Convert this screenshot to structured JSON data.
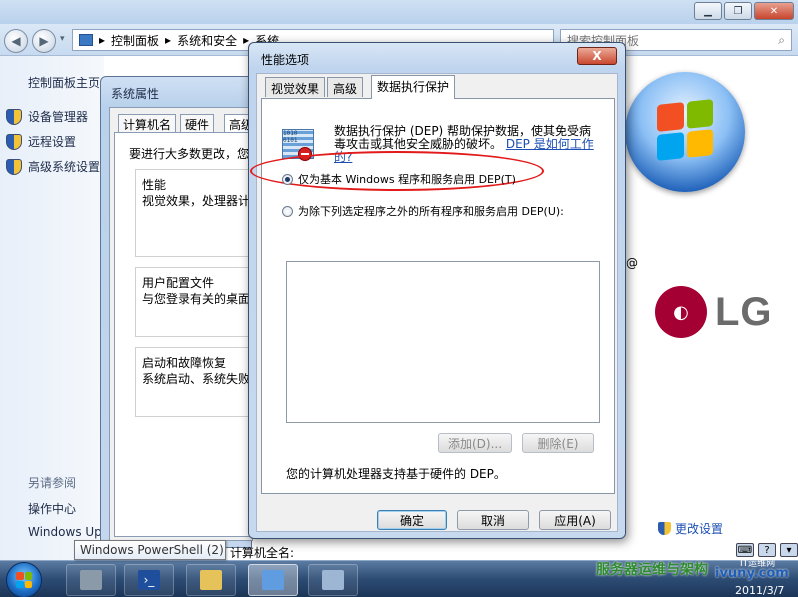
{
  "control_panel": {
    "breadcrumb": [
      "控制面板",
      "系统和安全",
      "系统"
    ],
    "search_placeholder": "搜索控制面板",
    "sidebar": {
      "home": "控制面板主页",
      "items": [
        "设备管理器",
        "远程设置",
        "高级系统设置"
      ],
      "see_also_heading": "另请参阅",
      "see_also": [
        "操作中心",
        "Windows Up"
      ]
    },
    "brand_at": "@",
    "lg_logo": "LG",
    "change_settings": "更改设置"
  },
  "system_properties": {
    "title": "系统属性",
    "tabs": [
      "计算机名",
      "硬件",
      "高级"
    ],
    "intro": "要进行大多数更改，您",
    "groups": [
      {
        "label": "性能",
        "desc": "视觉效果，处理器计"
      },
      {
        "label": "用户配置文件",
        "desc": "与您登录有关的桌面"
      },
      {
        "label": "启动和故障恢复",
        "desc": "系统启动、系统失败"
      }
    ]
  },
  "performance_options": {
    "title": "性能选项",
    "close_label": "X",
    "tabs": [
      "视觉效果",
      "高级",
      "数据执行保护"
    ],
    "dep_icon_text": "1010 0101",
    "description": "数据执行保护 (DEP) 帮助保护数据，使其免受病毒攻击或其他安全威胁的破坏。",
    "help_link": "DEP 是如何工作的?",
    "radio_windows_only": "仅为基本 Windows 程序和服务启用 DEP(T)",
    "radio_all_except": "为除下列选定程序之外的所有程序和服务启用 DEP(U):",
    "add_button": "添加(D)...",
    "remove_button": "删除(E)",
    "hardware_support": "您的计算机处理器支持基于硬件的 DEP。",
    "ok_button": "确定",
    "cancel_button": "取消",
    "apply_button": "应用(A)"
  },
  "tooltip": "Windows PowerShell (2)",
  "under_tooltip_text": "计算机全名:",
  "watermark": {
    "text": "服务器运维与架构",
    "url": "ivuny.com",
    "ribbon": "IT运维网"
  },
  "taskbar": {
    "date": "2011/3/7"
  },
  "colors": {
    "highlight_ellipse": "#e21a1a",
    "lg_red": "#a50034",
    "link_blue": "#1c4fb4"
  }
}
----------------
**What is being asked**
Print the complete listing exactly, apart from any pictures.

**Task result**
Convert this screenshot to structured JSON data.
{
  "control_panel": {
    "breadcrumb": [
      "控制面板",
      "系统和安全",
      "系统"
    ],
    "search_placeholder": "搜索控制面板",
    "sidebar": {
      "home": "控制面板主页",
      "items": [
        "设备管理器",
        "远程设置",
        "高级系统设置"
      ],
      "see_also_heading": "另请参阅",
      "see_also": [
        "操作中心",
        "Windows Up"
      ]
    },
    "brand_at": "@",
    "lg_logo": "LG",
    "change_settings": "更改设置"
  },
  "system_properties": {
    "title": "系统属性",
    "tabs": [
      "计算机名",
      "硬件",
      "高级"
    ],
    "intro": "要进行大多数更改，您",
    "groups": [
      {
        "label": "性能",
        "desc": "视觉效果，处理器计"
      },
      {
        "label": "用户配置文件",
        "desc": "与您登录有关的桌面"
      },
      {
        "label": "启动和故障恢复",
        "desc": "系统启动、系统失败"
      }
    ]
  },
  "performance_options": {
    "title": "性能选项",
    "close_label": "X",
    "tabs": [
      "视觉效果",
      "高级",
      "数据执行保护"
    ],
    "dep_icon_text": "1010 0101",
    "description": "数据执行保护 (DEP) 帮助保护数据，使其免受病毒攻击或其他安全威胁的破坏。",
    "help_link": "DEP 是如何工作的?",
    "radio_windows_only": "仅为基本 Windows 程序和服务启用 DEP(T)",
    "radio_all_except": "为除下列选定程序之外的所有程序和服务启用 DEP(U):",
    "add_button": "添加(D)...",
    "remove_button": "删除(E)",
    "hardware_support": "您的计算机处理器支持基于硬件的 DEP。",
    "ok_button": "确定",
    "cancel_button": "取消",
    "apply_button": "应用(A)"
  },
  "tooltip": "Windows PowerShell (2)",
  "under_tooltip_text": "计算机全名:",
  "watermark": {
    "text": "服务器运维与架构",
    "url": "ivuny.com",
    "ribbon": "IT运维网"
  },
  "taskbar": {
    "date": "2011/3/7"
  },
  "colors": {
    "highlight_ellipse": "#e21a1a",
    "lg_red": "#a50034",
    "link_blue": "#1c4fb4"
  }
}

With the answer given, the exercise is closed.